» **Exercise requirements**: Find every line in the records that holds the string "signal". Copy each one.

╭──

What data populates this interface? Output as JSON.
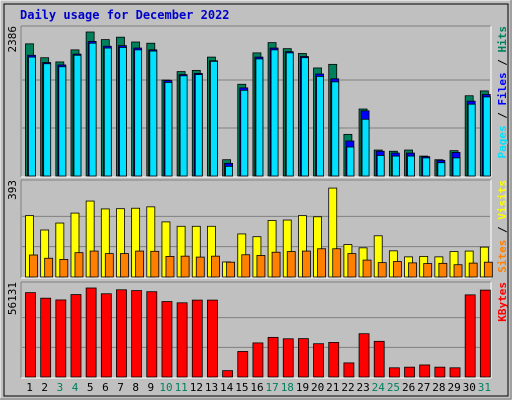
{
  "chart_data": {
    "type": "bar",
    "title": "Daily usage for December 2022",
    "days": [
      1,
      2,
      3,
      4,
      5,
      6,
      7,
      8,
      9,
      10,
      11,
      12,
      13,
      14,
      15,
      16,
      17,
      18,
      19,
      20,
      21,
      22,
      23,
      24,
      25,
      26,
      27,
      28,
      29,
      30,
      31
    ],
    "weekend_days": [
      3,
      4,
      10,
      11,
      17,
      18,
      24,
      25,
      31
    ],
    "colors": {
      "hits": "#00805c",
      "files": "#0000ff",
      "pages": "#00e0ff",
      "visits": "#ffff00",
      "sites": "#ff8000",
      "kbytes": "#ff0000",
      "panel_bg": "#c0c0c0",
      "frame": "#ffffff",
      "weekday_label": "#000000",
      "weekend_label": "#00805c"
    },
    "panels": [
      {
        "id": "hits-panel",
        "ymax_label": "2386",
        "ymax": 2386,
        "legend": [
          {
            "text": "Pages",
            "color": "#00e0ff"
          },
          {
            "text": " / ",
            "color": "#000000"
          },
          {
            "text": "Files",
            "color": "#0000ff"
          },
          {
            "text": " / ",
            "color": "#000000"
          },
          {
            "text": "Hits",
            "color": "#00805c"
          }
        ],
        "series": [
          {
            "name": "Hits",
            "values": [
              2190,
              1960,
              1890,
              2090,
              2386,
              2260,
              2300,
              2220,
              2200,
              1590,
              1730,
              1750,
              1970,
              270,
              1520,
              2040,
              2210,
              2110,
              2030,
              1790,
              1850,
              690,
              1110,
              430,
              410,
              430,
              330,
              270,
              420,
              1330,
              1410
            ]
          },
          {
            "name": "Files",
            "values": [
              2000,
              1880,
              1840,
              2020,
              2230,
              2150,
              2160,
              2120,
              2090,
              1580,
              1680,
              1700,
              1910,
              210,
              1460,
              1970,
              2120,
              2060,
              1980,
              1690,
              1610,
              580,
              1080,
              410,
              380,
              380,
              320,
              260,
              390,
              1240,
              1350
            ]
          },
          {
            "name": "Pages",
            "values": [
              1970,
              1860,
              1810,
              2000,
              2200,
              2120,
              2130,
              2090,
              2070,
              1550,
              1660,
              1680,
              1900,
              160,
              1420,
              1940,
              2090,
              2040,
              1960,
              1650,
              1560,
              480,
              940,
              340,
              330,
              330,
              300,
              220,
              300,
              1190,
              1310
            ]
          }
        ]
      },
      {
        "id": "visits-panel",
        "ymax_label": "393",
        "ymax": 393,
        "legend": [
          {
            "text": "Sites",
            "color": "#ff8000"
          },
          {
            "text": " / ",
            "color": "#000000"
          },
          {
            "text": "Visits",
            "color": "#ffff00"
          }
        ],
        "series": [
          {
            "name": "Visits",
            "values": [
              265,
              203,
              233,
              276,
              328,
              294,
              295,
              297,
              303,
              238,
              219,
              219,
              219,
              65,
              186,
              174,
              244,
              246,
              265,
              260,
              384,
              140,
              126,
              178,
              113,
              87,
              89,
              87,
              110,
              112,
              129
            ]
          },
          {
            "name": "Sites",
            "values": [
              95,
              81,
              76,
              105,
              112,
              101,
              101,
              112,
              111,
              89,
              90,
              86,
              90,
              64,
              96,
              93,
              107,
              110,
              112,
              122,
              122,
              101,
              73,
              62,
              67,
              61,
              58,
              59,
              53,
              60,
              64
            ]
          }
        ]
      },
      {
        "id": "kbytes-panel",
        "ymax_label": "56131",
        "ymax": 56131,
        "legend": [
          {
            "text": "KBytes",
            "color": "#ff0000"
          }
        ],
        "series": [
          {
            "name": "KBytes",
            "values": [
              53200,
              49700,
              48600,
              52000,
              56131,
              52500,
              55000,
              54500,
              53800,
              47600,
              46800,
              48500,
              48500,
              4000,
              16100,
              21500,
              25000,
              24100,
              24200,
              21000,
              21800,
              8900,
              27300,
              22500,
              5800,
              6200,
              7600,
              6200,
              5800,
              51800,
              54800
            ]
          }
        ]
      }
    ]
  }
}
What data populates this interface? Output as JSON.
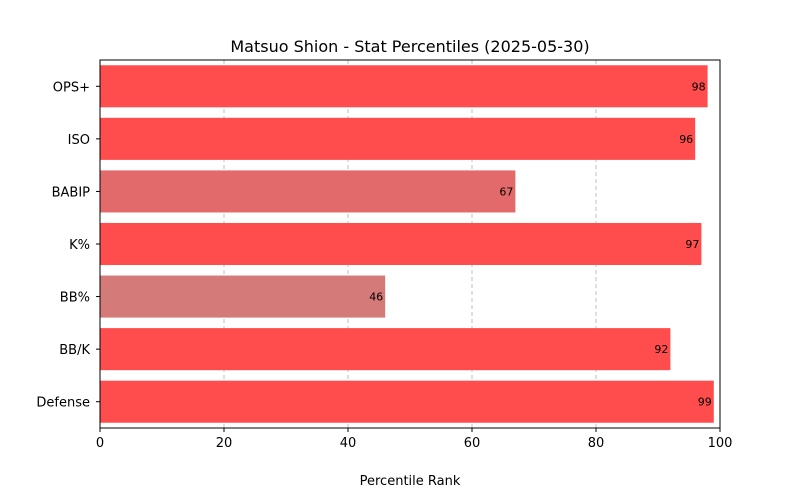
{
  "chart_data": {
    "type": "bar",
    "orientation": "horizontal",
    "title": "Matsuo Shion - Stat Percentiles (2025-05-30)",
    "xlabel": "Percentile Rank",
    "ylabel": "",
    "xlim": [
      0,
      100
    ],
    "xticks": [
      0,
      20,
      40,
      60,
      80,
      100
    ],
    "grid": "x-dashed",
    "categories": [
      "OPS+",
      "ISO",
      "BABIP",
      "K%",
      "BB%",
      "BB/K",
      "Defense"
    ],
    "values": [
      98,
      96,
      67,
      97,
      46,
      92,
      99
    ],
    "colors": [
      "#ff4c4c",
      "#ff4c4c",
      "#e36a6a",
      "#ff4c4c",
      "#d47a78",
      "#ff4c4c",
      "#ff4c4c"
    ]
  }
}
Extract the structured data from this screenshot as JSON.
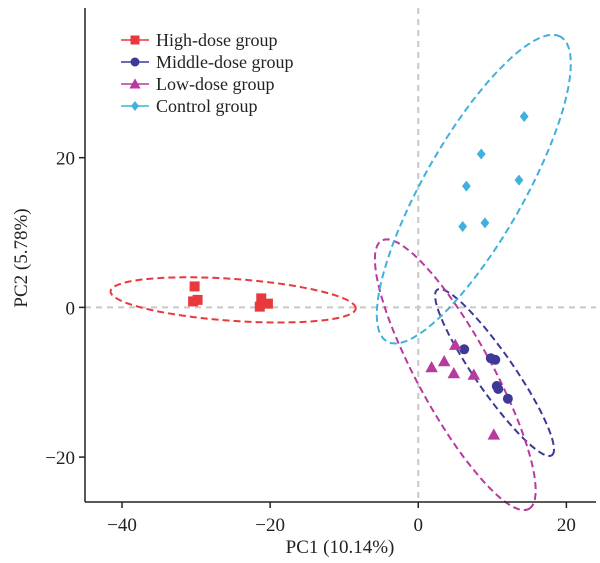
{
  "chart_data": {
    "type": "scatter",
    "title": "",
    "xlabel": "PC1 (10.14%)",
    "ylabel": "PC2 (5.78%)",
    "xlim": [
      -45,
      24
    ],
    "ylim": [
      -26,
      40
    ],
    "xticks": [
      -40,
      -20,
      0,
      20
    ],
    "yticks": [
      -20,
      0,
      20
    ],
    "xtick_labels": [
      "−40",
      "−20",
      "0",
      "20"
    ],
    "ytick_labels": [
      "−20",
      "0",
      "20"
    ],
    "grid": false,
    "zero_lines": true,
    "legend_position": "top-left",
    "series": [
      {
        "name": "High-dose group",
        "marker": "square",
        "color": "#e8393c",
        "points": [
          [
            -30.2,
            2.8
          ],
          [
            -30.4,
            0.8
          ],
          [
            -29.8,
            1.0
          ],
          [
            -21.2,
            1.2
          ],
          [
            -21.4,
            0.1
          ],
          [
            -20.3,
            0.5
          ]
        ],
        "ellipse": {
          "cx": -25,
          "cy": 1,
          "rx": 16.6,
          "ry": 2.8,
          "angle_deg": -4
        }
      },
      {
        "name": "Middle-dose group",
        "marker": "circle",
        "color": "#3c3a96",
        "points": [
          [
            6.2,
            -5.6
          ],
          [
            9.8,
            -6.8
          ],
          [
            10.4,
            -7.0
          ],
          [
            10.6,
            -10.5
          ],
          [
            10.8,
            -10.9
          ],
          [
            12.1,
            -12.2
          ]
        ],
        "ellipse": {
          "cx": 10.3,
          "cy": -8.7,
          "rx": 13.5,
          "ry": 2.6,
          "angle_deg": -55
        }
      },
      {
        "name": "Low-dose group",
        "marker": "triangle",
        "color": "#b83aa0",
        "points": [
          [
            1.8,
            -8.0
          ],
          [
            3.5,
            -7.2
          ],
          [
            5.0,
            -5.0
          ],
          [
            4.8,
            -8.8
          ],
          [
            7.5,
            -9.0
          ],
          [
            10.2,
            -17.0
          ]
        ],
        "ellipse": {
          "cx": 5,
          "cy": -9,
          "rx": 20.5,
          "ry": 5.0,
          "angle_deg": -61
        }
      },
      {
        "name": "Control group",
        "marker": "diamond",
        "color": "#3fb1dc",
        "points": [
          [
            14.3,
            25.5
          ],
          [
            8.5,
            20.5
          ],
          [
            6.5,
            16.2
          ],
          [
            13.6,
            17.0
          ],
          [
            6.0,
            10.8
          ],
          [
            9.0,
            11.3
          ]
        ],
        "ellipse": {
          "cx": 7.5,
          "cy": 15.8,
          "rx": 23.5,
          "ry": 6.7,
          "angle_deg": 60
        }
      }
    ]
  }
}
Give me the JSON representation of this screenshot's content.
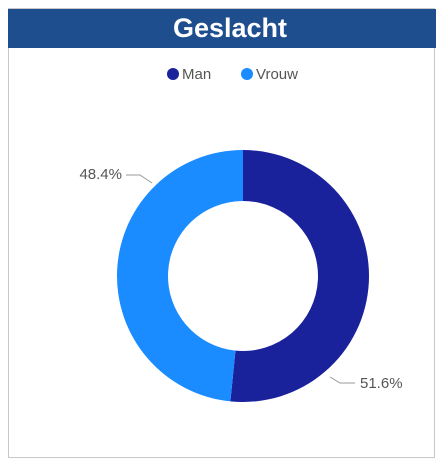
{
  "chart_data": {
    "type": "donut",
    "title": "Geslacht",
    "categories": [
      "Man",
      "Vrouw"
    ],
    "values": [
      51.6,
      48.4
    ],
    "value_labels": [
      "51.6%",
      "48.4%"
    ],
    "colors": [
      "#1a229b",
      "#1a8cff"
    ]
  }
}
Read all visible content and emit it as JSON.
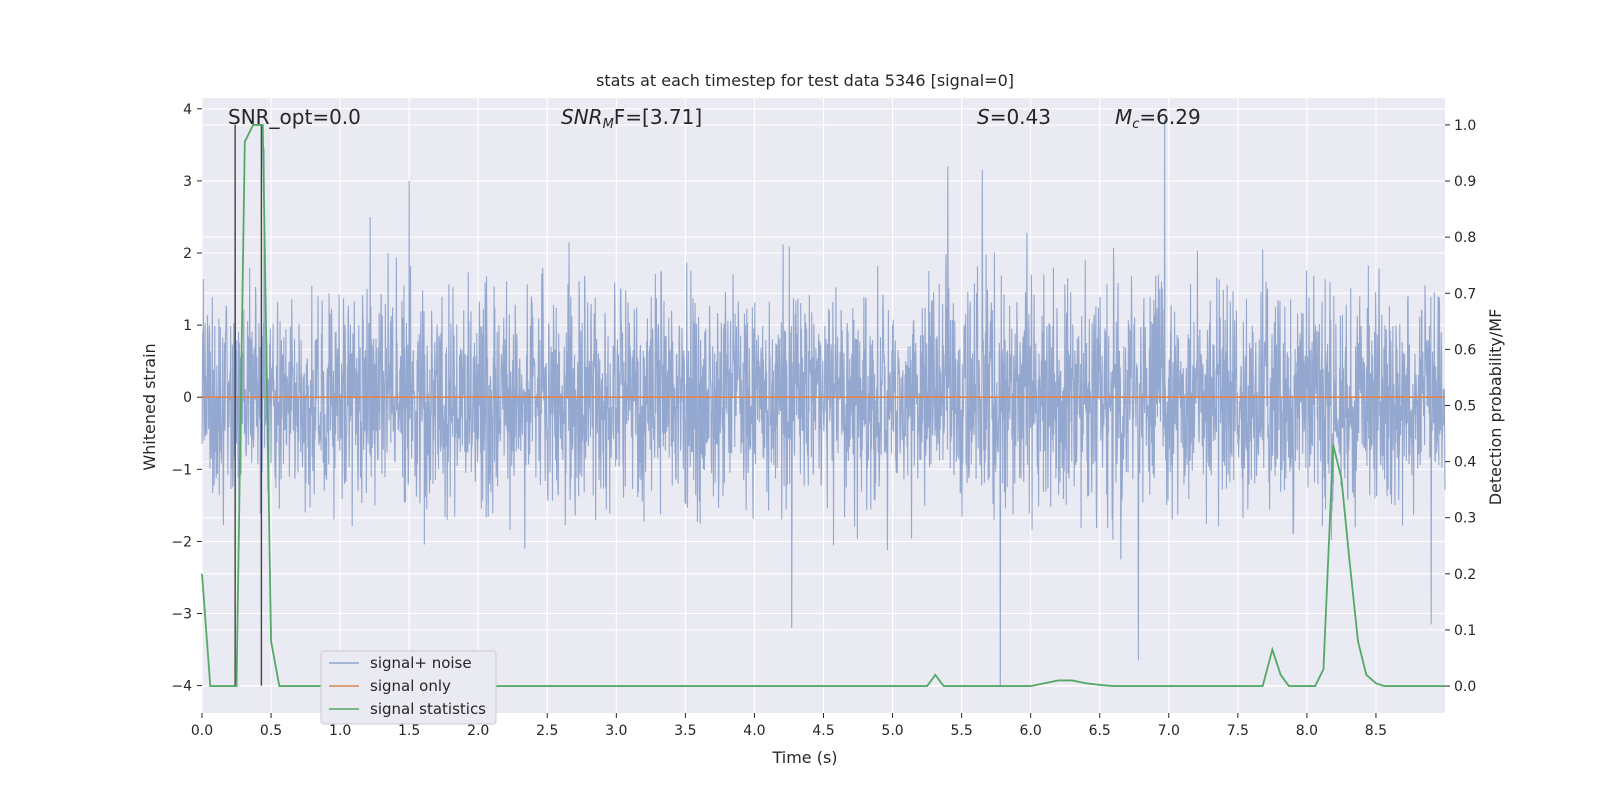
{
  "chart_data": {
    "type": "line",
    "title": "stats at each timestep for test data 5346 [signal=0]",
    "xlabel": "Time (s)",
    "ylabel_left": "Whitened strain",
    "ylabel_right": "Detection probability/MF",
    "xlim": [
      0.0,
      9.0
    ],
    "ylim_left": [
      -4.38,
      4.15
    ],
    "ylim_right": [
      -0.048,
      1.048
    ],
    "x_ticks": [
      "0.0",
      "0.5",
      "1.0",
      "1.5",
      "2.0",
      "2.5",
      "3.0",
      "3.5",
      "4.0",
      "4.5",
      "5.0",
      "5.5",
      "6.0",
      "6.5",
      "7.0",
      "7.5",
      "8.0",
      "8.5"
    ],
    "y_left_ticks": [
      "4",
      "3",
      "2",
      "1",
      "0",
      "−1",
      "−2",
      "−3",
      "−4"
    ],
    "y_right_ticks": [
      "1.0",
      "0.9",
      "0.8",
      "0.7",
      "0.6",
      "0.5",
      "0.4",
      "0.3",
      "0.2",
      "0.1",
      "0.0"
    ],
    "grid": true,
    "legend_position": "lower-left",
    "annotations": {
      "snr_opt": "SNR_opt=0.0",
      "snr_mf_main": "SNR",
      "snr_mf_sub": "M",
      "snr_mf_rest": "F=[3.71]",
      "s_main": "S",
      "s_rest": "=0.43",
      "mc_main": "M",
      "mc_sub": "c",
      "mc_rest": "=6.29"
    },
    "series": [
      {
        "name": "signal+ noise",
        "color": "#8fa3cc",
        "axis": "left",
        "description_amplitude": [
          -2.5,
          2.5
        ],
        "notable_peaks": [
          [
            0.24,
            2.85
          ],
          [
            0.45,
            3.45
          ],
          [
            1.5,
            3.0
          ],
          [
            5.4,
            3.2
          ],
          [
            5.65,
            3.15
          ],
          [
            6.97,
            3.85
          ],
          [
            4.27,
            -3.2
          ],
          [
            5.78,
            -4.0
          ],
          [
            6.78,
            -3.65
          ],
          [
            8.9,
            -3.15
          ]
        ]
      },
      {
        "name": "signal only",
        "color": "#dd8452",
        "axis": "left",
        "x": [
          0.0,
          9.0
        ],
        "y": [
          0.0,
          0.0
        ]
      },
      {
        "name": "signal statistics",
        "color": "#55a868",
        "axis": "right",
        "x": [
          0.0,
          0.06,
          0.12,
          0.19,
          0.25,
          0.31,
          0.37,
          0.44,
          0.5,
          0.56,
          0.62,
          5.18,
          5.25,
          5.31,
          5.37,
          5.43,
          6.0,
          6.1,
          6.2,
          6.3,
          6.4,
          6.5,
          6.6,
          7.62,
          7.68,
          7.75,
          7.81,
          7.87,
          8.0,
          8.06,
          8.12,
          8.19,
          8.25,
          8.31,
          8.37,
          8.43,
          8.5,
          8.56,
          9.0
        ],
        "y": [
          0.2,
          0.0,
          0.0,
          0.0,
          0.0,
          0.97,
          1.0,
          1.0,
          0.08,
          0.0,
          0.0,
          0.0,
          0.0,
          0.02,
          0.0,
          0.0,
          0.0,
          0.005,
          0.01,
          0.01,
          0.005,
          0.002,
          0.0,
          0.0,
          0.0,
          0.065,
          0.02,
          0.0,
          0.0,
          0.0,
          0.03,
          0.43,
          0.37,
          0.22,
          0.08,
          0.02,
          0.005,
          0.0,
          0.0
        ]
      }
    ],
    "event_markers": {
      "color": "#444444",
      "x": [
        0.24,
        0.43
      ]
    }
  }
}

╰──

» **Answer for this exercise**:
    "title": "stats at each timestep for test data 5346 [signal=0]",
        "name": "signal+ noise",
        "name": "signal only",
        "name": "signal statistics",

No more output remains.